• **Instructions to follow**:
Exact reproduction of the data is required, with images excluded.
=====
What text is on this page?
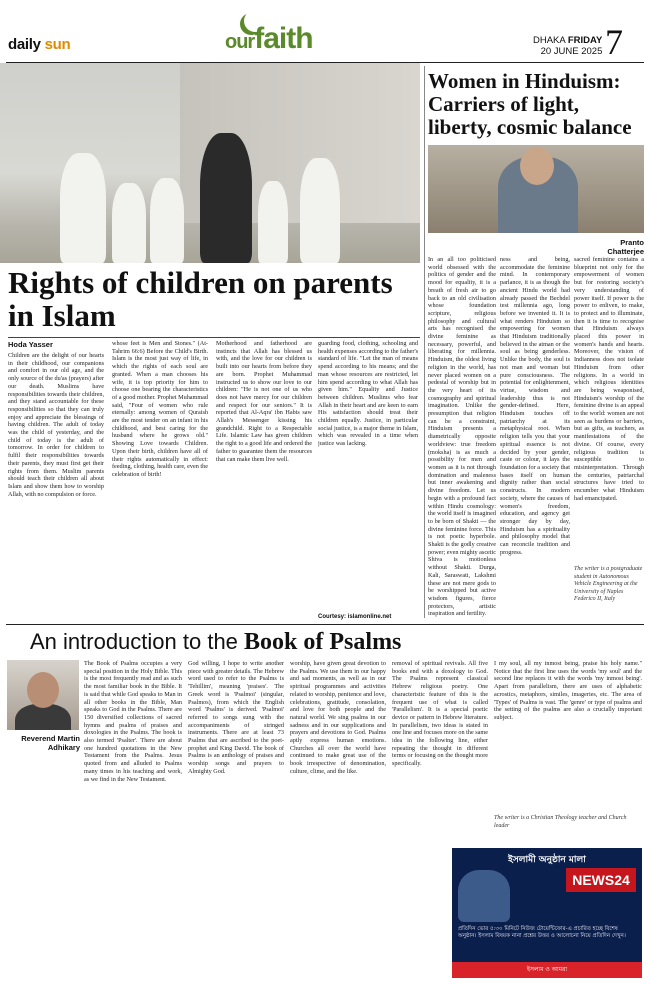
daily sun	ourfaith	DHAKA FRIDAY
20 JUNE 2025 7
Women in Hinduism: Carriers of light, liberty, cosmic balance
Pranto Chatterjee
In an all too politicised world obsessed with the politics of gender and the mood for equality, it is a breath of fresh air to go back to an old civilisation whose foundation scripture, religious philosophy and cultural arts has recognised the divine feminine as necessary, powerful, and liberating for millennia. Hinduism, the oldest living religion in the world, has never placed women on a pedestal of worship but in the very heart of its cosmography and spiritual imagination. Unlike the presumption that religion can be a constraint, Hinduism presents a diametrically opposite worldview: true freedom (moksha) is as much a possibility for men and women as it is not through domination and maleness but inner awakening and divine freedom. Let us begin with a profound fact within Hindu cosmology: the world itself is imagined to be born of Shakti — the divine feminine force. This is not poetic hyperbole. Shakti is the godly creative power; even mighty ascetic Shiva is motionless without Shakti. Durga, Kali, Saraswati, Lakshmi these are not mere gods to be worshipped but active wisdom figures, fierce protectors, artistic inspiration and fertility.
ness and being, accommodate the feminine mind. In contemporary parlance, it is as though the ancient Hindu world had already passed the Bechdel test millennia ago, long before we invented it. It is what renders Hinduism so empowering for women that Hinduism traditionally believed in the atman or the soul as being genderless. Unlike the body, the soul is not man and woman but pure consciousness. The potential for enlightenment, virtue, wisdom and leadership thus is not gender-defined. Here, Hinduism touches off patriarchy at its metaphysical root. When religion tells you that your spiritual essence is not decided by your gender, caste or colour, it lays the foundation for a society that bases itself on human dignity rather than social constructs. In modern society, where the causes of women's freedom, education, and agency get stronger day by day, Hinduism has a spirituality and philosophy model that can reconcile tradition and progress.
sacred feminine contains a blueprint not only for the empowerment of women but for restoring society's very understanding of power itself. If power is the power to enliven, to make, to protect and to illuminate, then it is time to recognise that Hinduism always placed this power in women's hands and hearts. Moreover, the vision of Indianness does not isolate Hinduism from other religions. In a world in which religious identities are being weaponised, Hinduism's worship of the feminine divine is an appeal to the world: women are not seen as burdens or barriers, but as gifts, as teachers, as manifestations of the divine. Of course, every religious tradition is susceptible to misinterpretation. Through the centuries, patriarchal structures have tried to encumber what Hinduism had emancipated.
The writer is a postgraduate student in Autonomous Vehicle Engineering at the University of Naples Federico II, Italy
Rights of children on parents in Islam
Hoda Yasser
Children are the delight of our hearts in their childhood, our companions and comfort in our old age, and the only source of the du'as (prayers) after our death. Muslims have responsibilities towards their children, and they stand accountable for these responsibilities so that they can truly enjoy and appreciate the blessings of having children. The adult of today was the child of yesterday, and the child of today is the adult of tomorrow. In order for children to fulfil their responsibilities towards their parents, they must first get their rights from them. Muslim parents should teach their children all about Islam and show them how to worship Allah, with no compulsion or force.
whose feet is Men and Stones." (At-Tahrim 66:6) Before the Child's Birth. Islam is the most just way of life, in which the rights of each soul are granted. When a man chooses his wife, it is top priority for him to choose one bearing the characteristics of a good mother. Prophet Muhammad said, "Four of women who rule eternally: among women of Quraish are the most tender on an infant in his childhood, and best caring for the husband where he grows old." Showing Love towards Children. Upon their birth, children have all of their rights automatically in effect: feeding, clothing, health care, even the celebration of birth!
Motherhood and fatherhood are instincts that Allah has blessed us with, and the love for our children is built into our hearts from before they are born. Prophet Muhammad instructed us to show our love to our children: "He is not one of us who does not have mercy for our children and respect for our seniors." It is reported that Al-Aqra' ibn Habis saw Allah's Messenger kissing his grandchild. Right to a Respectable Life. Islamic Law has given children the right to a good life and ordered the father to guarantee them the resources that can make them live well.
guarding food, clothing, schooling and health expenses according to the father's standard of life. "Let the man of means spend according to his means; and the man whose resources are restricted, let him spend according to what Allah has given him." Equality and Justice between children. Muslims who fear Allah in their heart and are keen to earn His satisfaction should treat their children equally. Justice, in particular social justice, is a major theme in Islam, which was revealed in a time when justice was lacking.
Courtesy: islamonline.net
An introduction to the Book of Psalms
Reverend Martin Adhikary
The Book of Psalms occupies a very special position in the Holy Bible. This is the most frequently read and as such the most familiar book in the Bible. It is said that while God speaks to Man in all other books in the Bible, Man speaks to God in the Psalms. There are 150 diversified collections of sacred hymns and psalms of praises and doxologies in the Psalms. The book is also termed 'Psalter'. There are about one hundred quotations in the New Testament from the Psalms. Jesus quoted from and alluded to Psalms many times in his teaching and work, as we find in the New Testament.
God willing, I hope to write another piece with greater details. The Hebrew word used to refer to the Psalms is 'Tehillim', meaning 'praises'. The Greek word is 'Psalmoi' (singular, Psalmos), from which the English word 'Psalms' is derived. 'Psalmoi' referred to songs sung with the accompaniments of stringed instruments. There are at least 73 Psalms that are ascribed to the poet-prophet and King David. The book of Psalms is an anthology of praises and worship songs and prayers to Almighty God.
worship, have given great devotion to the Psalms. We use them in our happy and sad moments, as well as in our spiritual programmes and activities related to worship, penitence and love, celebrations, gratitude, consolation, and love for both people and the natural world. We sing psalms in our sadness and in our supplications and prayers and devotions to God. Psalms aptly express human emotions. Churches all over the world have continued to make great use of the book irrespective of denomination, culture, clime, and the like.
removal of spiritual revivals. All five books end with a doxology to God. The Psalms represent classical Hebrew religious poetry. One characteristic feature of this is the frequent use of what is called 'Parallelism'. It is a special poetic device or pattern in Hebrew literature. In parallelism, two ideas is stated in one line and focuses more on the same idea in the following line, either repeating the thought in different terms or focusing on the thought more specifically.
I my soul, all my inmost being, praise his holy name." Notice that the first line uses the words 'my soul' and the second line replaces it with the words 'my inmost being'. Apart from parallelism, there are uses of alphabetic acrostics, metaphors, similes, imageries, etc. The area of 'Types' of Psalms is vast. The 'genre' or type of psalms and the setting of the psalms are also a crucially important subject.
The writer is a Christian Theology teacher and Church leader
ইসলামী অনুষ্ঠান মালা
NEWS24
প্রতিদিন ভোর ৫:৩০ মিনিটে নিউজ টোয়েন্টিফোর-এ প্রচারিত হচ্ছে বিশেষ অনুষ্ঠান। ইসলাম বিষয়ক নানা প্রশ্নের উত্তর ও আলোচনা নিয়ে প্রতিদিন দেখুন।
ইসলাম ও আমরা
=====
• **Answer for the task**:
What text is on this page?
daily sun	ourfaith	DHAKA FRIDAY
20 JUNE 2025 7
Women in Hinduism: Carriers of light, liberty, cosmic balance
Pranto Chatterjee
In an all too politicised world obsessed with the politics of gender and the mood for equality, it is a breath of fresh air to go back to an old civilisation whose foundation scripture, religious philosophy and cultural arts has recognised the divine feminine as necessary, powerful, and liberating for millennia. Hinduism, the oldest living religion in the world, has never placed women on a pedestal of worship but in the very heart of its cosmography and spiritual imagination. Unlike the presumption that religion can be a constraint, Hinduism presents a diametrically opposite worldview: true freedom (moksha) is as much a possibility for men and women as it is not through domination and maleness but inner awakening and divine freedom. Let us begin with a profound fact within Hindu cosmology: the world itself is imagined to be born of Shakti — the divine feminine force. This is not poetic hyperbole. Shakti is the godly creative power; even mighty ascetic Shiva is motionless without Shakti. Durga, Kali, Saraswati, Lakshmi these are not mere gods to be worshipped but active wisdom figures, fierce protectors, artistic inspiration and fertility.
ness and being, accommodate the feminine mind. In contemporary parlance, it is as though the ancient Hindu world had already passed the Bechdel test millennia ago, long before we invented it. It is what renders Hinduism so empowering for women that Hinduism traditionally believed in the atman or the soul as being genderless. Unlike the body, the soul is not man and woman but pure consciousness. The potential for enlightenment, virtue, wisdom and leadership thus is not gender-defined. Here, Hinduism touches off patriarchy at its metaphysical root. When religion tells you that your spiritual essence is not decided by your gender, caste or colour, it lays the foundation for a society that bases itself on human dignity rather than social constructs. In modern society, where the causes of women's freedom, education, and agency get stronger day by day, Hinduism has a spirituality and philosophy model that can reconcile tradition and progress.
sacred feminine contains a blueprint not only for the empowerment of women but for restoring society's very understanding of power itself. If power is the power to enliven, to make, to protect and to illuminate, then it is time to recognise that Hinduism always placed this power in women's hands and hearts. Moreover, the vision of Indianness does not isolate Hinduism from other religions. In a world in which religious identities are being weaponised, Hinduism's worship of the feminine divine is an appeal to the world: women are not seen as burdens or barriers, but as gifts, as teachers, as manifestations of the divine. Of course, every religious tradition is susceptible to misinterpretation. Through the centuries, patriarchal structures have tried to encumber what Hinduism had emancipated.
The writer is a postgraduate student in Autonomous Vehicle Engineering at the University of Naples Federico II, Italy
Rights of children on parents in Islam
Hoda Yasser
Children are the delight of our hearts in their childhood, our companions and comfort in our old age, and the only source of the du'as (prayers) after our death. Muslims have responsibilities towards their children, and they stand accountable for these responsibilities so that they can truly enjoy and appreciate the blessings of having children. The adult of today was the child of yesterday, and the child of today is the adult of tomorrow. In order for children to fulfil their responsibilities towards their parents, they must first get their rights from them. Muslim parents should teach their children all about Islam and show them how to worship Allah, with no compulsion or force.
whose feet is Men and Stones." (At-Tahrim 66:6) Before the Child's Birth. Islam is the most just way of life, in which the rights of each soul are granted. When a man chooses his wife, it is top priority for him to choose one bearing the characteristics of a good mother. Prophet Muhammad said, "Four of women who rule eternally: among women of Quraish are the most tender on an infant in his childhood, and best caring for the husband where he grows old." Showing Love towards Children. Upon their birth, children have all of their rights automatically in effect: feeding, clothing, health care, even the celebration of birth!
Motherhood and fatherhood are instincts that Allah has blessed us with, and the love for our children is built into our hearts from before they are born. Prophet Muhammad instructed us to show our love to our children: "He is not one of us who does not have mercy for our children and respect for our seniors." It is reported that Al-Aqra' ibn Habis saw Allah's Messenger kissing his grandchild. Right to a Respectable Life. Islamic Law has given children the right to a good life and ordered the father to guarantee them the resources that can make them live well.
guarding food, clothing, schooling and health expenses according to the father's standard of life. "Let the man of means spend according to his means; and the man whose resources are restricted, let him spend according to what Allah has given him." Equality and Justice between children. Muslims who fear Allah in their heart and are keen to earn His satisfaction should treat their children equally. Justice, in particular social justice, is a major theme in Islam, which was revealed in a time when justice was lacking.
Courtesy: islamonline.net
An introduction to the Book of Psalms
Reverend Martin Adhikary
The Book of Psalms occupies a very special position in the Holy Bible. This is the most frequently read and as such the most familiar book in the Bible. It is said that while God speaks to Man in all other books in the Bible, Man speaks to God in the Psalms. There are 150 diversified collections of sacred hymns and psalms of praises and doxologies in the Psalms. The book is also termed 'Psalter'. There are about one hundred quotations in the New Testament from the Psalms. Jesus quoted from and alluded to Psalms many times in his teaching and work, as we find in the New Testament.
God willing, I hope to write another piece with greater details. The Hebrew word used to refer to the Psalms is 'Tehillim', meaning 'praises'. The Greek word is 'Psalmoi' (singular, Psalmos), from which the English word 'Psalms' is derived. 'Psalmoi' referred to songs sung with the accompaniments of stringed instruments. There are at least 73 Psalms that are ascribed to the poet-prophet and King David. The book of Psalms is an anthology of praises and worship songs and prayers to Almighty God.
worship, have given great devotion to the Psalms. We use them in our happy and sad moments, as well as in our spiritual programmes and activities related to worship, penitence and love, celebrations, gratitude, consolation, and love for both people and the natural world. We sing psalms in our sadness and in our supplications and prayers and devotions to God. Psalms aptly express human emotions. Churches all over the world have continued to make great use of the book irrespective of denomination, culture, clime, and the like.
removal of spiritual revivals. All five books end with a doxology to God. The Psalms represent classical Hebrew religious poetry. One characteristic feature of this is the frequent use of what is called 'Parallelism'. It is a special poetic device or pattern in Hebrew literature. In parallelism, two ideas is stated in one line and focuses more on the same idea in the following line, either repeating the thought in different terms or focusing on the thought more specifically.
I my soul, all my inmost being, praise his holy name." Notice that the first line uses the words 'my soul' and the second line replaces it with the words 'my inmost being'. Apart from parallelism, there are uses of alphabetic acrostics, metaphors, similes, imageries, etc. The area of 'Types' of Psalms is vast. The 'genre' or type of psalms and the setting of the psalms are also a crucially important subject.
The writer is a Christian Theology teacher and Church leader
ইসলামী অনুষ্ঠান মালা
NEWS24
প্রতিদিন ভোর ৫:৩০ মিনিটে নিউজ টোয়েন্টিফোর-এ প্রচারিত হচ্ছে বিশেষ অনুষ্ঠান। ইসলাম বিষয়ক নানা প্রশ্নের উত্তর ও আলোচনা নিয়ে প্রতিদিন দেখুন।
ইসলাম ও আমরা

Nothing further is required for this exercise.